● **Set exercise**
In the records below, work out how many lines hold the word "JSON". Report the number alone.

Dataset records on visual material:

►

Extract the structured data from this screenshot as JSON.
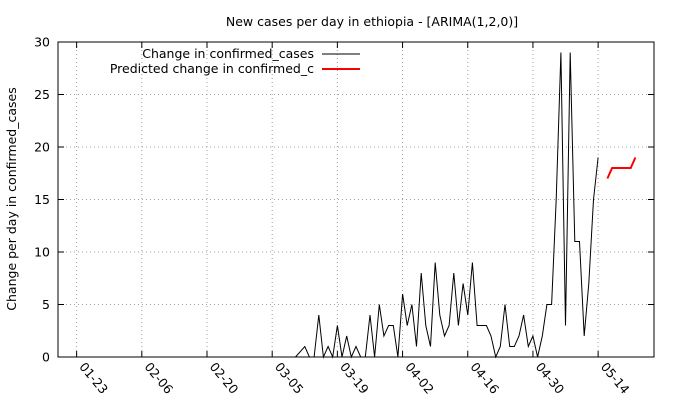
{
  "chart_data": {
    "type": "line",
    "title": "New cases per day in ethiopia -  [ARIMA(1,2,0)]",
    "xlabel": "",
    "ylabel": "Change per day in confirmed_cases",
    "xlim": [
      "2020-01-19",
      "2020-05-26"
    ],
    "ylim": [
      0,
      30
    ],
    "yticks": [
      0,
      5,
      10,
      15,
      20,
      25,
      30
    ],
    "xtick_labels": [
      "01-23",
      "02-06",
      "02-20",
      "03-05",
      "03-19",
      "04-02",
      "04-16",
      "04-30",
      "05-14"
    ],
    "xtick_dates": [
      "2020-01-23",
      "2020-02-06",
      "2020-02-20",
      "2020-03-05",
      "2020-03-19",
      "2020-04-02",
      "2020-04-16",
      "2020-04-30",
      "2020-05-14"
    ],
    "grid": true,
    "legend_position": "top-left",
    "series": [
      {
        "name": "Change in confirmed_cases",
        "color": "#000000",
        "x": [
          "2020-03-12",
          "2020-03-13",
          "2020-03-14",
          "2020-03-15",
          "2020-03-16",
          "2020-03-17",
          "2020-03-18",
          "2020-03-19",
          "2020-03-20",
          "2020-03-21",
          "2020-03-22",
          "2020-03-23",
          "2020-03-24",
          "2020-03-25",
          "2020-03-26",
          "2020-03-27",
          "2020-03-28",
          "2020-03-29",
          "2020-03-30",
          "2020-03-31",
          "2020-04-01",
          "2020-04-02",
          "2020-04-03",
          "2020-04-04",
          "2020-04-05",
          "2020-04-06",
          "2020-04-07",
          "2020-04-08",
          "2020-04-09",
          "2020-04-10",
          "2020-04-11",
          "2020-04-12",
          "2020-04-13",
          "2020-04-14",
          "2020-04-15",
          "2020-04-16",
          "2020-04-17",
          "2020-04-18",
          "2020-04-19",
          "2020-04-20",
          "2020-04-21",
          "2020-04-22",
          "2020-04-23",
          "2020-04-24",
          "2020-04-25",
          "2020-04-26",
          "2020-04-27",
          "2020-04-28",
          "2020-04-29",
          "2020-04-30",
          "2020-05-01",
          "2020-05-02",
          "2020-05-03",
          "2020-05-04",
          "2020-05-05",
          "2020-05-06",
          "2020-05-07",
          "2020-05-08",
          "2020-05-09",
          "2020-05-10",
          "2020-05-11",
          "2020-05-12",
          "2020-05-13",
          "2020-05-14",
          "2020-05-15"
        ],
        "values": [
          1,
          0,
          0,
          4,
          0,
          1,
          0,
          3,
          0,
          2,
          0,
          1,
          0,
          0,
          4,
          0,
          5,
          2,
          3,
          3,
          0,
          6,
          3,
          5,
          1,
          8,
          3,
          1,
          9,
          4,
          2,
          3,
          8,
          3,
          7,
          4,
          9,
          3,
          3,
          3,
          2,
          0,
          1,
          5,
          1,
          1,
          2,
          4,
          1,
          2,
          0,
          2,
          5,
          5,
          15,
          29,
          3,
          29,
          11,
          11,
          2,
          7,
          15,
          19,
          null
        ],
        "start_of_series": "2020-03-10",
        "leading_zero_from": "2020-01-19"
      },
      {
        "name": "Predicted change in confirmed_c",
        "color": "#ff0000",
        "x": [
          "2020-05-16",
          "2020-05-17",
          "2020-05-18",
          "2020-05-19",
          "2020-05-20",
          "2020-05-21",
          "2020-05-22"
        ],
        "values": [
          17,
          18,
          18,
          18,
          18,
          18,
          19
        ]
      }
    ]
  }
}
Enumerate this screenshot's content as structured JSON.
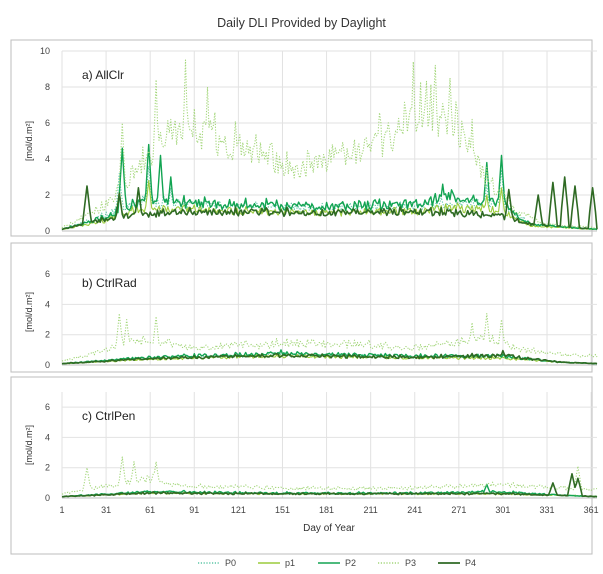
{
  "title": "Daily DLI Provided by Daylight",
  "xlabel": "Day of Year",
  "colors": {
    "P0": "#5cc6a6",
    "p1": "#9ccc3c",
    "P2": "#12a452",
    "P3": "#a3d67a",
    "P4": "#2f6a24"
  },
  "chart_data": [
    {
      "type": "line",
      "panel_label": "a) AllClr",
      "ylabel": "[mol/d.m²]",
      "ylim": [
        0,
        10
      ],
      "yticks": [
        0,
        2,
        4,
        6,
        8,
        10
      ],
      "xlim": [
        1,
        365
      ],
      "xticks": [
        1,
        31,
        61,
        91,
        121,
        151,
        181,
        211,
        241,
        271,
        301,
        331,
        361
      ],
      "grid": true,
      "series": [
        {
          "name": "P0",
          "style": "dotted",
          "profile": [
            [
              1,
              0.1
            ],
            [
              30,
              0.9
            ],
            [
              45,
              1.6
            ],
            [
              60,
              1.8
            ],
            [
              80,
              1.6
            ],
            [
              120,
              1.5
            ],
            [
              180,
              1.45
            ],
            [
              240,
              1.5
            ],
            [
              270,
              1.7
            ],
            [
              300,
              1.5
            ],
            [
              320,
              0.4
            ],
            [
              365,
              0.1
            ]
          ],
          "peaks": [
            [
              40,
              3.2
            ],
            [
              60,
              3.6
            ],
            [
              75,
              2.4
            ],
            [
              290,
              2.6
            ],
            [
              300,
              3.4
            ]
          ]
        },
        {
          "name": "p1",
          "style": "solid",
          "profile": [
            [
              1,
              0.1
            ],
            [
              30,
              0.6
            ],
            [
              45,
              1.1
            ],
            [
              60,
              1.4
            ],
            [
              80,
              1.3
            ],
            [
              120,
              1.2
            ],
            [
              180,
              1.1
            ],
            [
              240,
              1.2
            ],
            [
              270,
              1.4
            ],
            [
              300,
              1.2
            ],
            [
              320,
              0.3
            ],
            [
              365,
              0.1
            ]
          ],
          "peaks": [
            [
              40,
              2.2
            ],
            [
              60,
              2.8
            ],
            [
              290,
              2.0
            ],
            [
              300,
              2.4
            ]
          ]
        },
        {
          "name": "P2",
          "style": "solid",
          "profile": [
            [
              1,
              0.1
            ],
            [
              30,
              0.8
            ],
            [
              45,
              1.5
            ],
            [
              60,
              1.8
            ],
            [
              80,
              1.7
            ],
            [
              120,
              1.55
            ],
            [
              180,
              1.5
            ],
            [
              240,
              1.6
            ],
            [
              265,
              2.1
            ],
            [
              300,
              1.6
            ],
            [
              320,
              0.4
            ],
            [
              365,
              0.1
            ]
          ],
          "peaks": [
            [
              42,
              4.6
            ],
            [
              60,
              4.8
            ],
            [
              68,
              4.2
            ],
            [
              75,
              3.0
            ],
            [
              260,
              2.6
            ],
            [
              290,
              3.8
            ],
            [
              300,
              4.2
            ]
          ]
        },
        {
          "name": "P3",
          "style": "dotted",
          "profile": [
            [
              1,
              0.2
            ],
            [
              30,
              1.5
            ],
            [
              45,
              3.0
            ],
            [
              60,
              4.5
            ],
            [
              80,
              6.5
            ],
            [
              120,
              5.2
            ],
            [
              160,
              3.8
            ],
            [
              200,
              4.8
            ],
            [
              230,
              6.2
            ],
            [
              250,
              7.6
            ],
            [
              270,
              6.4
            ],
            [
              290,
              3.2
            ],
            [
              310,
              1.2
            ],
            [
              330,
              0.4
            ],
            [
              365,
              0.2
            ]
          ],
          "peaks": [
            [
              42,
              6.0
            ],
            [
              65,
              8.4
            ],
            [
              85,
              9.5
            ],
            [
              100,
              8.0
            ],
            [
              240,
              9.4
            ],
            [
              255,
              9.2
            ],
            [
              265,
              8.5
            ],
            [
              280,
              6.2
            ]
          ]
        },
        {
          "name": "P4",
          "style": "solid",
          "profile": [
            [
              1,
              0.1
            ],
            [
              30,
              0.7
            ],
            [
              45,
              0.9
            ],
            [
              60,
              1.0
            ],
            [
              80,
              1.2
            ],
            [
              120,
              1.15
            ],
            [
              180,
              1.1
            ],
            [
              240,
              1.15
            ],
            [
              270,
              1.1
            ],
            [
              300,
              0.9
            ],
            [
              320,
              0.4
            ],
            [
              365,
              0.1
            ]
          ],
          "peaks": [
            [
              18,
              2.5
            ],
            [
              40,
              2.1
            ],
            [
              53,
              2.4
            ],
            [
              305,
              2.3
            ],
            [
              325,
              2.0
            ],
            [
              335,
              2.7
            ],
            [
              343,
              3.0
            ],
            [
              350,
              2.5
            ],
            [
              362,
              2.4
            ]
          ]
        }
      ]
    },
    {
      "type": "line",
      "panel_label": "b) CtrlRad",
      "ylabel": "[mol/d.m²]",
      "ylim": [
        0,
        7
      ],
      "yticks": [
        0,
        2,
        4,
        6
      ],
      "xlim": [
        1,
        365
      ],
      "xticks": [
        1,
        31,
        61,
        91,
        121,
        151,
        181,
        211,
        241,
        271,
        301,
        331,
        361
      ],
      "grid": true,
      "series": [
        {
          "name": "P0",
          "style": "dotted",
          "profile": [
            [
              1,
              0.1
            ],
            [
              60,
              0.5
            ],
            [
              150,
              0.75
            ],
            [
              240,
              0.6
            ],
            [
              300,
              0.6
            ],
            [
              340,
              0.2
            ],
            [
              365,
              0.1
            ]
          ],
          "peaks": []
        },
        {
          "name": "p1",
          "style": "solid",
          "profile": [
            [
              1,
              0.1
            ],
            [
              60,
              0.4
            ],
            [
              150,
              0.65
            ],
            [
              240,
              0.5
            ],
            [
              300,
              0.5
            ],
            [
              340,
              0.2
            ],
            [
              365,
              0.1
            ]
          ],
          "peaks": []
        },
        {
          "name": "P2",
          "style": "solid",
          "profile": [
            [
              1,
              0.1
            ],
            [
              60,
              0.55
            ],
            [
              150,
              0.8
            ],
            [
              240,
              0.65
            ],
            [
              300,
              0.65
            ],
            [
              340,
              0.2
            ],
            [
              365,
              0.1
            ]
          ],
          "peaks": [
            [
              150,
              1.0
            ]
          ]
        },
        {
          "name": "P3",
          "style": "dotted",
          "profile": [
            [
              1,
              0.3
            ],
            [
              30,
              1.0
            ],
            [
              45,
              1.6
            ],
            [
              60,
              1.8
            ],
            [
              90,
              1.2
            ],
            [
              150,
              1.5
            ],
            [
              200,
              1.5
            ],
            [
              240,
              1.2
            ],
            [
              270,
              1.6
            ],
            [
              290,
              2.0
            ],
            [
              310,
              1.2
            ],
            [
              340,
              0.8
            ],
            [
              365,
              0.6
            ]
          ],
          "peaks": [
            [
              40,
              3.4
            ],
            [
              45,
              3.0
            ],
            [
              65,
              3.2
            ],
            [
              280,
              2.8
            ],
            [
              290,
              3.4
            ],
            [
              300,
              3.0
            ]
          ]
        },
        {
          "name": "P4",
          "style": "solid",
          "profile": [
            [
              1,
              0.1
            ],
            [
              60,
              0.45
            ],
            [
              150,
              0.7
            ],
            [
              240,
              0.55
            ],
            [
              300,
              0.7
            ],
            [
              340,
              0.2
            ],
            [
              365,
              0.1
            ]
          ],
          "peaks": [
            [
              301,
              0.95
            ]
          ]
        }
      ]
    },
    {
      "type": "line",
      "panel_label": "c) CtrlPen",
      "ylabel": "[mol/d.m²]",
      "ylim": [
        0,
        7
      ],
      "yticks": [
        0,
        2,
        4,
        6
      ],
      "xlim": [
        1,
        365
      ],
      "xticks": [
        1,
        31,
        61,
        91,
        121,
        151,
        181,
        211,
        241,
        271,
        301,
        331,
        361
      ],
      "grid": true,
      "series": [
        {
          "name": "P0",
          "style": "dotted",
          "profile": [
            [
              1,
              0.1
            ],
            [
              60,
              0.4
            ],
            [
              150,
              0.3
            ],
            [
              240,
              0.3
            ],
            [
              300,
              0.35
            ],
            [
              340,
              0.2
            ],
            [
              365,
              0.1
            ]
          ],
          "peaks": []
        },
        {
          "name": "p1",
          "style": "solid",
          "profile": [
            [
              1,
              0.1
            ],
            [
              60,
              0.35
            ],
            [
              150,
              0.3
            ],
            [
              240,
              0.3
            ],
            [
              300,
              0.3
            ],
            [
              340,
              0.2
            ],
            [
              365,
              0.1
            ]
          ],
          "peaks": []
        },
        {
          "name": "P2",
          "style": "solid",
          "profile": [
            [
              1,
              0.1
            ],
            [
              60,
              0.45
            ],
            [
              150,
              0.35
            ],
            [
              240,
              0.35
            ],
            [
              300,
              0.45
            ],
            [
              340,
              0.2
            ],
            [
              365,
              0.1
            ]
          ],
          "peaks": [
            [
              290,
              0.9
            ]
          ]
        },
        {
          "name": "P3",
          "style": "dotted",
          "profile": [
            [
              1,
              0.3
            ],
            [
              40,
              1.0
            ],
            [
              60,
              1.4
            ],
            [
              80,
              0.9
            ],
            [
              150,
              0.7
            ],
            [
              240,
              0.7
            ],
            [
              290,
              1.0
            ],
            [
              320,
              0.8
            ],
            [
              365,
              0.6
            ]
          ],
          "peaks": [
            [
              18,
              2.0
            ],
            [
              42,
              2.7
            ],
            [
              50,
              2.4
            ],
            [
              65,
              2.4
            ],
            [
              352,
              2.1
            ]
          ]
        },
        {
          "name": "P4",
          "style": "solid",
          "profile": [
            [
              1,
              0.1
            ],
            [
              60,
              0.35
            ],
            [
              150,
              0.3
            ],
            [
              240,
              0.3
            ],
            [
              300,
              0.3
            ],
            [
              340,
              0.2
            ],
            [
              365,
              0.1
            ]
          ],
          "peaks": [
            [
              335,
              1.0
            ],
            [
              348,
              1.6
            ],
            [
              352,
              1.3
            ]
          ]
        }
      ]
    }
  ]
}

◄

● **Exercise solution**
2